#### [Exercise details]
Copy out the lines starting at the one that has "risk-simulation-card: Protocol Risk" and stopping after the one that has "arrow-right-icon xyxy=(1498,1074,1511,1084)", but put "Market Risk Simulation" in place of "Protocol Risk Simulation". Leave everything else in those lines the same.

#### [Dataset records]
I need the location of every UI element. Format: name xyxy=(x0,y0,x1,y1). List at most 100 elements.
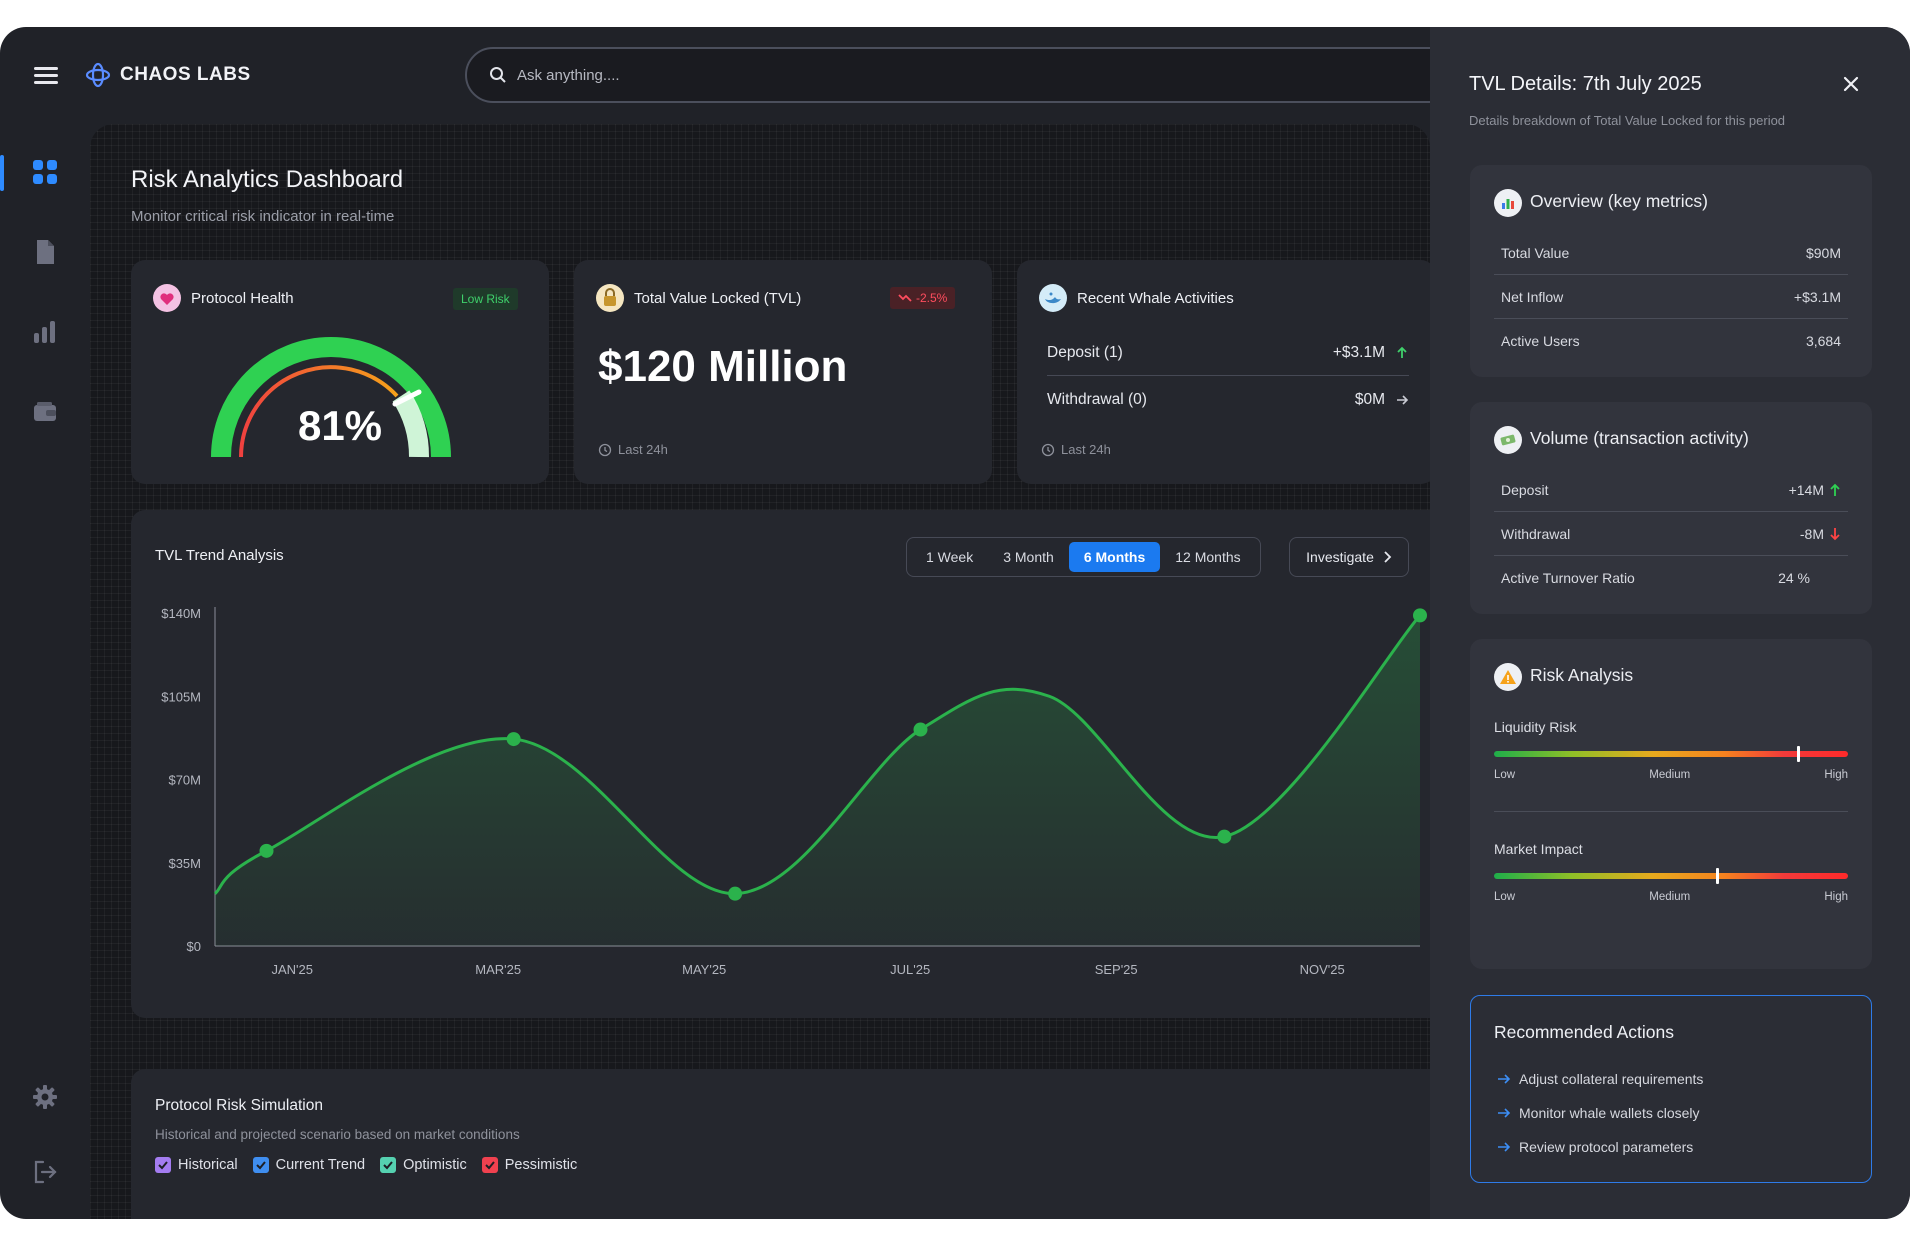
risk-simulation-card: Protocol Risk Simulation Historical and … xyxy=(131,1069,1430,1219)
checkbox-checked-icon[interactable] xyxy=(380,1157,397,1173)
simulation-title: Protocol Risk Simulation xyxy=(155,1097,323,1114)
arrow-right-icon xyxy=(1498,1074,1511,1084)
nav-active-indicator xyxy=(0,155,4,191)
legend-item-current-trend[interactable]: Current Trend xyxy=(252,1157,365,1173)
data-point[interactable] xyxy=(1413,608,1427,623)
x-tick-label: MAR'25 xyxy=(475,962,521,977)
checkbox-checked-icon[interactable] xyxy=(155,1157,171,1173)
page-title: Risk Analytics Dashboard xyxy=(131,166,404,193)
volume-card: Volume (transaction activity) Deposit +1… xyxy=(1470,402,1872,614)
health-gauge xyxy=(211,337,451,458)
tab-3-month[interactable]: 3 Month xyxy=(1003,549,1054,565)
whale-row-label: Deposit (1) xyxy=(1047,343,1123,361)
whale-row-value: +$3.1M xyxy=(1332,343,1385,361)
main-content: Risk Analytics Dashboard Monitor critica… xyxy=(90,124,1430,1219)
overview-row: Net Inflow +$3.1M xyxy=(1494,275,1848,319)
simulation-legend: Historical Current Trend Optimistic Pessimi… xyxy=(155,1157,577,1173)
scale-low: Low xyxy=(1494,769,1516,781)
divider xyxy=(1494,811,1848,812)
nav-documents-icon[interactable] xyxy=(30,237,60,267)
whale-footer-text: Last 24h xyxy=(1061,442,1111,457)
row-value: +14M xyxy=(1788,481,1824,498)
lock-icon xyxy=(596,284,624,312)
liquidity-risk-bar xyxy=(1494,746,1848,762)
x-tick-label: SEP'25 xyxy=(1095,962,1138,977)
action-label: Review protocol parameters xyxy=(1519,1139,1694,1155)
logo: CHAOS LABS xyxy=(84,61,251,89)
y-tick-label: $105M xyxy=(161,689,201,704)
row-value: 3,684 xyxy=(1805,333,1841,349)
liquidity-risk-label: Liquidity Risk xyxy=(1494,719,1577,735)
whale-icon xyxy=(1039,284,1067,312)
nav-settings-icon[interactable] xyxy=(30,1082,60,1112)
close-icon[interactable] xyxy=(1842,75,1860,93)
row-label: Withdrawal xyxy=(1501,525,1571,542)
nav-dashboard-icon[interactable] xyxy=(30,157,60,187)
y-tick-label: $70M xyxy=(168,773,201,788)
tvl-footer: Last 24h xyxy=(598,442,668,457)
whale-row-label: Withdrawal (0) xyxy=(1047,391,1147,408)
legend-item-historical[interactable]: Historical xyxy=(155,1157,238,1173)
recommended-action[interactable]: Adjust collateral requirements xyxy=(1497,1071,1703,1087)
overview-title: Overview (key metrics) xyxy=(1530,191,1708,211)
search-placeholder: Ask anything.... xyxy=(517,66,620,84)
data-point[interactable] xyxy=(728,886,743,901)
volume-row: Withdrawal -8M xyxy=(1494,512,1848,556)
panel-subtitle: Details breakdown of Total Value Locked … xyxy=(1469,113,1786,128)
investigate-label: Investigate xyxy=(1306,549,1374,565)
legend-label: Optimistic xyxy=(403,1157,467,1173)
overview-card: Overview (key metrics) Total Value $90M N… xyxy=(1470,165,1872,377)
search-icon xyxy=(490,67,506,83)
heart-icon xyxy=(153,284,181,312)
legend-item-optimistic[interactable]: Optimistic xyxy=(380,1157,467,1173)
data-point[interactable] xyxy=(913,722,928,737)
data-point[interactable] xyxy=(259,843,274,858)
menu-icon[interactable] xyxy=(34,67,58,84)
data-point[interactable] xyxy=(1217,829,1232,844)
protocol-health-card[interactable]: Protocol Health Low Risk 81% xyxy=(131,260,549,484)
legend-label: Historical xyxy=(178,1157,238,1173)
y-tick-label: $35M xyxy=(168,856,201,871)
money-icon xyxy=(1494,426,1522,454)
x-tick-label: JUL'25 xyxy=(890,962,930,977)
data-point[interactable] xyxy=(506,732,521,747)
tvl-trend-chart[interactable]: $0 $35M $70M $105M $140M JAN'25 MAR'25 MAY'25 JU… xyxy=(131,510,1430,1018)
nav-analytics-icon[interactable] xyxy=(30,317,60,347)
legend-item-pessimistic[interactable]: Pessimistic xyxy=(481,1157,577,1173)
row-label: Deposit xyxy=(1501,481,1549,498)
tvl-trend-card: TVL Trend Analysis 1 Week 3 Month 6 Mont… xyxy=(131,510,1430,1018)
recommended-action[interactable]: Review protocol parameters xyxy=(1497,1139,1693,1155)
arrow-right-icon xyxy=(1498,1142,1511,1152)
x-tick-label: JAN'25 xyxy=(271,962,313,977)
recommended-actions-card: Recommended Actions Adjust collateral re… xyxy=(1470,995,1872,1183)
arrow-up-icon xyxy=(1397,346,1407,358)
tab-12-months[interactable]: 12 Months xyxy=(1175,549,1241,565)
overview-row: Active Users 3,684 xyxy=(1494,319,1848,363)
page-subtitle: Monitor critical risk indicator in real-… xyxy=(131,208,395,225)
tab-1-week[interactable]: 1 Week xyxy=(926,549,974,565)
bar-chart-icon xyxy=(1494,189,1522,217)
whale-row-withdrawal[interactable]: Withdrawal (0) $0M xyxy=(1047,377,1409,423)
row-value: -8M xyxy=(1799,525,1824,542)
market-impact-scale: Low Medium High xyxy=(1494,891,1848,903)
recommended-action[interactable]: Monitor whale wallets closely xyxy=(1497,1105,1700,1121)
search-input[interactable]: Ask anything.... xyxy=(465,47,1465,103)
overview-row: Total Value $90M xyxy=(1494,231,1848,275)
checkbox-checked-icon[interactable] xyxy=(481,1157,498,1173)
nav-wallet-icon[interactable] xyxy=(30,397,60,427)
volume-row: Deposit +14M xyxy=(1494,468,1848,512)
investigate-button[interactable]: Investigate xyxy=(1289,537,1409,577)
risk-analysis-card: Risk Analysis Liquidity Risk Low Medium … xyxy=(1470,639,1872,969)
trend-down-icon xyxy=(898,294,912,302)
tvl-card[interactable]: Total Value Locked (TVL) -2.5% $120 Mill… xyxy=(574,260,992,484)
trend-title: TVL Trend Analysis xyxy=(155,547,284,564)
checkbox-checked-icon[interactable] xyxy=(252,1157,269,1173)
chevron-right-icon xyxy=(1384,551,1392,563)
whale-row-deposit[interactable]: Deposit (1) +$3.1M xyxy=(1047,330,1409,376)
row-label: Active Turnover Ratio xyxy=(1501,570,1635,586)
tab-6-months[interactable]: 6 Months xyxy=(1068,542,1161,572)
risk-title: Risk Analysis xyxy=(1530,665,1634,685)
whale-activities-card[interactable]: Recent Whale Activities Deposit (1) +$3.… xyxy=(1017,260,1430,484)
nav-logout-icon[interactable] xyxy=(30,1157,60,1187)
y-tick-label: $0 xyxy=(187,939,201,954)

#### [Response to the task]
risk-simulation-card: Market Risk Simulation Historical and … xyxy=(131,1069,1430,1219)
checkbox-checked-icon[interactable] xyxy=(380,1157,397,1173)
simulation-title: Market Risk Simulation xyxy=(155,1097,323,1114)
arrow-right-icon xyxy=(1498,1074,1511,1084)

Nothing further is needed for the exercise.